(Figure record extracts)
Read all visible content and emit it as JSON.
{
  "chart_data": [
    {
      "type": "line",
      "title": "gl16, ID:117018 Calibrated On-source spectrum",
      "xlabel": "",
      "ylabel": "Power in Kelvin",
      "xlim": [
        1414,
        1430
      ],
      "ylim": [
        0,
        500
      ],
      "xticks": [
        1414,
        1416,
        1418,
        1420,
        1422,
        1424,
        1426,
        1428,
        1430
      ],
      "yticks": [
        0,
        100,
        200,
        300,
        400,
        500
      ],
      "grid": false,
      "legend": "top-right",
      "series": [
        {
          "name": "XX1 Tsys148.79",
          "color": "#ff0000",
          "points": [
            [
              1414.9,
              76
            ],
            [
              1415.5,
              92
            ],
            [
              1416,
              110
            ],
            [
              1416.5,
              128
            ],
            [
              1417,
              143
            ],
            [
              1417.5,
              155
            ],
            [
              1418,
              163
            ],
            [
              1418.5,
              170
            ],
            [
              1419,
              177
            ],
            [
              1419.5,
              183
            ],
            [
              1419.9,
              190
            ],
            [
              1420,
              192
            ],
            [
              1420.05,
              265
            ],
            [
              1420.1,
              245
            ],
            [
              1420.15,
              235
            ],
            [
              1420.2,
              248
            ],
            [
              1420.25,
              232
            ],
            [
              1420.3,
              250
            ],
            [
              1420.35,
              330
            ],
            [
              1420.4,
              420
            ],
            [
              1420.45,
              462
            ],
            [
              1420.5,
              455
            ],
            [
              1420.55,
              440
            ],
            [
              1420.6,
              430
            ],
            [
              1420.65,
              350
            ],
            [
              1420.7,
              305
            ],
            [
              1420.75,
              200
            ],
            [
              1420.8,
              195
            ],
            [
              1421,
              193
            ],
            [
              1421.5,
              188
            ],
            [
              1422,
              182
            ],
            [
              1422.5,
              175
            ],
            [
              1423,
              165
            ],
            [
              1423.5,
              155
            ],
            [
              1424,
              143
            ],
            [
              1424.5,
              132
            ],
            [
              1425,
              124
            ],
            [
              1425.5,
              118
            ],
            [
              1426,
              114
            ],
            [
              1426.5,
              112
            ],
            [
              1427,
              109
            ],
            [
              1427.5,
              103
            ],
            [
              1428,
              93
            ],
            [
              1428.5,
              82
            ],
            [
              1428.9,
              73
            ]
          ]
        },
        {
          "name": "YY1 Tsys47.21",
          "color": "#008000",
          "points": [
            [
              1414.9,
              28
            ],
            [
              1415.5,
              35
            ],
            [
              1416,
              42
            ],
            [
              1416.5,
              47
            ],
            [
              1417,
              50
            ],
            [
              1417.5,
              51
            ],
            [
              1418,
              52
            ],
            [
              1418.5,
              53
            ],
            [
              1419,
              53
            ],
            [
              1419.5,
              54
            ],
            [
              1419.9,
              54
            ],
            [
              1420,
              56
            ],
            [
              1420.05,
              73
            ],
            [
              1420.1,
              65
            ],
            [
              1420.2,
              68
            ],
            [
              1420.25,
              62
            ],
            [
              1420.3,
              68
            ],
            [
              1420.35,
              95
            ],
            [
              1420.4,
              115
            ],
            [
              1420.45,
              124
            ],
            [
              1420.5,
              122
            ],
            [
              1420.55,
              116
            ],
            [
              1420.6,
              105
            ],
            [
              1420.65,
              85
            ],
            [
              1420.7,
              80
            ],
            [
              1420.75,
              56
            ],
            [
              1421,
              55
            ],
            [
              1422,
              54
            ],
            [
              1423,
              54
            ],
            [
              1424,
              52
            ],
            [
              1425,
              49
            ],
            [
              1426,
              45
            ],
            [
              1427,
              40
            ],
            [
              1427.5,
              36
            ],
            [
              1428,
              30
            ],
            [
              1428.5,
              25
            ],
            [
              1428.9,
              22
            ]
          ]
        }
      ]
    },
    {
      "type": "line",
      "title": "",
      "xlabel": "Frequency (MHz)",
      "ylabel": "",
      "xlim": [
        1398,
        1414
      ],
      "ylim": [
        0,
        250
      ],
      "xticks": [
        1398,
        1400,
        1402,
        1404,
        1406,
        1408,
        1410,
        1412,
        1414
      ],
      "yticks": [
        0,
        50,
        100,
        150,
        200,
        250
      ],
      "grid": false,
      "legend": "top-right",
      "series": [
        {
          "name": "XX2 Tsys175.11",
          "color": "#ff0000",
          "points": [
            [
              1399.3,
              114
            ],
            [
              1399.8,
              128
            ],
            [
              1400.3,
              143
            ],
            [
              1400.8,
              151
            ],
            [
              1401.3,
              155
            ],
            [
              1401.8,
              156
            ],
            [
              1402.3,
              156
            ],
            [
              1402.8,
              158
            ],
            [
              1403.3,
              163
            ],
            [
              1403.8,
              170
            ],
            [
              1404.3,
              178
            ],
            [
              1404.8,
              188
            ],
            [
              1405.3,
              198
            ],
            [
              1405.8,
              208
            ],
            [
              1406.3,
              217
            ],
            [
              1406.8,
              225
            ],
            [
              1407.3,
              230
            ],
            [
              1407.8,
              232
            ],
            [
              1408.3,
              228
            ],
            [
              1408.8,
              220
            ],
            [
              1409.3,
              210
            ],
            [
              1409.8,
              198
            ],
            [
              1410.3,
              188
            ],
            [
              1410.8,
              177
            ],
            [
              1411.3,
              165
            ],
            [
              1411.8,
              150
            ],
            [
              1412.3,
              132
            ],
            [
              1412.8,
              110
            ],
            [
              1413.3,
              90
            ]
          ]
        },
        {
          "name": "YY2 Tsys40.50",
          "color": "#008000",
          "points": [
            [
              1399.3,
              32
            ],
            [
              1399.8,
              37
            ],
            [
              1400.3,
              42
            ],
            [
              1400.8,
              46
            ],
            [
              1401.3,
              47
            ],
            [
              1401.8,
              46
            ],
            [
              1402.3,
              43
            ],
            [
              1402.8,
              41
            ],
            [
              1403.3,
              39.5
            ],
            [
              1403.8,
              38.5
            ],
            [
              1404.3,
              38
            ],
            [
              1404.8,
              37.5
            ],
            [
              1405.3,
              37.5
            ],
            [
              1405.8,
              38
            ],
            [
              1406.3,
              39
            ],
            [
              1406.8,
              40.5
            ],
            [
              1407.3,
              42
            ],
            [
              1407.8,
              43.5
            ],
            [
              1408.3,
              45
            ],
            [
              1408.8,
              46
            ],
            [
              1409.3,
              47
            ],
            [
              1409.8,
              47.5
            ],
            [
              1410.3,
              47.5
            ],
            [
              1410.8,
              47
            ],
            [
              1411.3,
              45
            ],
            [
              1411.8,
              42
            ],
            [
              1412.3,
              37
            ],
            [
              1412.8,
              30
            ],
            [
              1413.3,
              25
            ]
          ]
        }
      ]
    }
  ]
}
---
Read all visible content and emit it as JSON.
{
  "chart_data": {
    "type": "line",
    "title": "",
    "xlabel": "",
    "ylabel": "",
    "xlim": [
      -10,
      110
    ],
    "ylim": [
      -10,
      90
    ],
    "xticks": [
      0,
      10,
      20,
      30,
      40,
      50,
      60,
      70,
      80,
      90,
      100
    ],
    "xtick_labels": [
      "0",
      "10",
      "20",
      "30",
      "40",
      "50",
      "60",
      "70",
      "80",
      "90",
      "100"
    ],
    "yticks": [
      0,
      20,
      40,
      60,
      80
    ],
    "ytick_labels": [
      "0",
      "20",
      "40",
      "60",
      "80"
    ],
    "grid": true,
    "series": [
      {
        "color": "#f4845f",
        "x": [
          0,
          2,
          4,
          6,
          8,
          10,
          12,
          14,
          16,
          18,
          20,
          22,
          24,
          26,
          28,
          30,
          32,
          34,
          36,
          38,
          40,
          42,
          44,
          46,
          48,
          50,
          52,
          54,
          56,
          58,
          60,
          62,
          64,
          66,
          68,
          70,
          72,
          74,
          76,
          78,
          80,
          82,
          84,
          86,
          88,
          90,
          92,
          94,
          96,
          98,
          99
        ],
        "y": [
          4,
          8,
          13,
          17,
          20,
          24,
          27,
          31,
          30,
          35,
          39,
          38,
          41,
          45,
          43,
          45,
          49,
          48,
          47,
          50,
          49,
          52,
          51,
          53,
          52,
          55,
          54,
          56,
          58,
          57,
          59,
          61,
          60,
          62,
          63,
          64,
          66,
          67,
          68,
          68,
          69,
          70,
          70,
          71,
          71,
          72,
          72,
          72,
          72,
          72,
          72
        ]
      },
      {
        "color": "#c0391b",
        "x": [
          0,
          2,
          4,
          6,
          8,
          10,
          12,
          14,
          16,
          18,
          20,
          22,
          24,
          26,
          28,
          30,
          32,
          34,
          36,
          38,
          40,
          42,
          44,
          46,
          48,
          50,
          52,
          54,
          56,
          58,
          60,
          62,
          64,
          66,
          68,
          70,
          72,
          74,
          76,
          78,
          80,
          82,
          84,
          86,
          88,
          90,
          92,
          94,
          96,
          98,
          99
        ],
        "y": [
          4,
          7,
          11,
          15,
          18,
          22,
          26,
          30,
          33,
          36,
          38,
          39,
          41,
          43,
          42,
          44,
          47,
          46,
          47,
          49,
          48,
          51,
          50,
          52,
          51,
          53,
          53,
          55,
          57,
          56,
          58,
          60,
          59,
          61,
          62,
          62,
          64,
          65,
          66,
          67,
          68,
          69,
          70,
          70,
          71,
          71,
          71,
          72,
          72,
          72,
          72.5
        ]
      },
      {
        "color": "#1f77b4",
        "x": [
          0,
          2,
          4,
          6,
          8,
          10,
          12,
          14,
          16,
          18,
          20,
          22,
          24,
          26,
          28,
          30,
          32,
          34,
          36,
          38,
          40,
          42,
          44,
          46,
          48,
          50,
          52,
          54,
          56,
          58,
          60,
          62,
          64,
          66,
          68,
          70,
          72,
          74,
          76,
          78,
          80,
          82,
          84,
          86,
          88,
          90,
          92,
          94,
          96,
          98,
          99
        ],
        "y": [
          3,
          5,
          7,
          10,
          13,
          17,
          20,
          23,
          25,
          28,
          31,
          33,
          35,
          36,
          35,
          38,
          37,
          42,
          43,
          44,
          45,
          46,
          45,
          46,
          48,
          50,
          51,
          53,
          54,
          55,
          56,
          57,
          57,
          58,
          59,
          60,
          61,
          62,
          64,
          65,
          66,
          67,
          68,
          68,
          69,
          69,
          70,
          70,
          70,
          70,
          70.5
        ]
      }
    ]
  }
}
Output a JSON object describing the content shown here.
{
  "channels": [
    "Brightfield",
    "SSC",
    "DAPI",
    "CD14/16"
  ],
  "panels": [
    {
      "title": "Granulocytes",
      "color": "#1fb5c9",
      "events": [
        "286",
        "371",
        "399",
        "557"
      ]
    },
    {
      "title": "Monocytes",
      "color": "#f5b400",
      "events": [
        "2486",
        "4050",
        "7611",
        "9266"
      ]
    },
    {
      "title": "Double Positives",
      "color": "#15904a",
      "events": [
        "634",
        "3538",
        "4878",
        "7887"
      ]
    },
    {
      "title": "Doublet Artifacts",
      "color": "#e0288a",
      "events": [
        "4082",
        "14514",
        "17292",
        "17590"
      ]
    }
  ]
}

**Exercise objective**
Single out each line of the records above with the string "title" in it, and copy it.

**Completed task**
      "title": "gl16, ID:117018 Calibrated On-source spectrum",
      "title": "",
    "title": "",
      "title": "Granulocytes",
      "title": "Monocytes",
      "title": "Double Positives",
      "title": "Doublet Artifacts",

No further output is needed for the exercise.